Word for word, restate every line of the material.

·····

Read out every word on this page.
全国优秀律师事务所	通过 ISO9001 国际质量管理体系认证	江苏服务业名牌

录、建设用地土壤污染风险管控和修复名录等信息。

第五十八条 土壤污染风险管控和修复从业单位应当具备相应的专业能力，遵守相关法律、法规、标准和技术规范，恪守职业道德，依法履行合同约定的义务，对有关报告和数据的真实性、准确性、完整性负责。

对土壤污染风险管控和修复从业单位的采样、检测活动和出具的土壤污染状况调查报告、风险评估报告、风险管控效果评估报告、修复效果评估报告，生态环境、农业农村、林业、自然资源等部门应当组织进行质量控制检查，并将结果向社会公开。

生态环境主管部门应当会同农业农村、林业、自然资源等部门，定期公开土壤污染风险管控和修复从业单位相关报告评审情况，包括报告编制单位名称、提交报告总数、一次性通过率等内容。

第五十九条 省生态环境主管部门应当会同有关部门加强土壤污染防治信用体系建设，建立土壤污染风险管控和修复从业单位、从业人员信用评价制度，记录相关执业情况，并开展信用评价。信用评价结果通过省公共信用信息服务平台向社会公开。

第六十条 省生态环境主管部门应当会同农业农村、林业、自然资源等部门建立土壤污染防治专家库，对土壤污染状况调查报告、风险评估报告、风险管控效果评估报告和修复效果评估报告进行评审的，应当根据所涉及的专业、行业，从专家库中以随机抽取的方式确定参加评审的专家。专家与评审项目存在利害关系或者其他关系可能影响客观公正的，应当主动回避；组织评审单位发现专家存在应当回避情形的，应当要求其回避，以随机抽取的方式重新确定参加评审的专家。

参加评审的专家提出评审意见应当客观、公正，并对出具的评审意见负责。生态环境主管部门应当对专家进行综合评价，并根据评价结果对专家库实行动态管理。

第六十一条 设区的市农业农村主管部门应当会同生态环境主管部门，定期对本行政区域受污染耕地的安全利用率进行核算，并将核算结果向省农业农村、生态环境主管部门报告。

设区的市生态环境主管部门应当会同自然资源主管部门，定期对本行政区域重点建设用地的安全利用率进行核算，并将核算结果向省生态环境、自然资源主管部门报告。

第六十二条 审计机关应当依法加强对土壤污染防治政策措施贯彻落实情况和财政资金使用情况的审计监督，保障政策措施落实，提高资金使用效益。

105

·····

→ **Answer below**
Read out every word on this page.
全国优秀律师事务所	通过 ISO9001 国际质量管理体系认证	江苏服务业名牌

录、建设用地土壤污染风险管控和修复名录等信息。

第五十八条 土壤污染风险管控和修复从业单位应当具备相应的专业能力，遵守相关法律、法规、标准和技术规范，恪守职业道德，依法履行合同约定的义务，对有关报告和数据的真实性、准确性、完整性负责。

对土壤污染风险管控和修复从业单位的采样、检测活动和出具的土壤污染状况调查报告、风险评估报告、风险管控效果评估报告、修复效果评估报告，生态环境、农业农村、林业、自然资源等部门应当组织进行质量控制检查，并将结果向社会公开。

生态环境主管部门应当会同农业农村、林业、自然资源等部门，定期公开土壤污染风险管控和修复从业单位相关报告评审情况，包括报告编制单位名称、提交报告总数、一次性通过率等内容。

第五十九条 省生态环境主管部门应当会同有关部门加强土壤污染防治信用体系建设，建立土壤污染风险管控和修复从业单位、从业人员信用评价制度，记录相关执业情况，并开展信用评价。信用评价结果通过省公共信用信息服务平台向社会公开。

第六十条 省生态环境主管部门应当会同农业农村、林业、自然资源等部门建立土壤污染防治专家库，对土壤污染状况调查报告、风险评估报告、风险管控效果评估报告和修复效果评估报告进行评审的，应当根据所涉及的专业、行业，从专家库中以随机抽取的方式确定参加评审的专家。专家与评审项目存在利害关系或者其他关系可能影响客观公正的，应当主动回避；组织评审单位发现专家存在应当回避情形的，应当要求其回避，以随机抽取的方式重新确定参加评审的专家。

参加评审的专家提出评审意见应当客观、公正，并对出具的评审意见负责。生态环境主管部门应当对专家进行综合评价，并根据评价结果对专家库实行动态管理。

第六十一条 设区的市农业农村主管部门应当会同生态环境主管部门，定期对本行政区域受污染耕地的安全利用率进行核算，并将核算结果向省农业农村、生态环境主管部门报告。

设区的市生态环境主管部门应当会同自然资源主管部门，定期对本行政区域重点建设用地的安全利用率进行核算，并将核算结果向省生态环境、自然资源主管部门报告。

第六十二条 审计机关应当依法加强对土壤污染防治政策措施贯彻落实情况和财政资金使用情况的审计监督，保障政策措施落实，提高资金使用效益。

105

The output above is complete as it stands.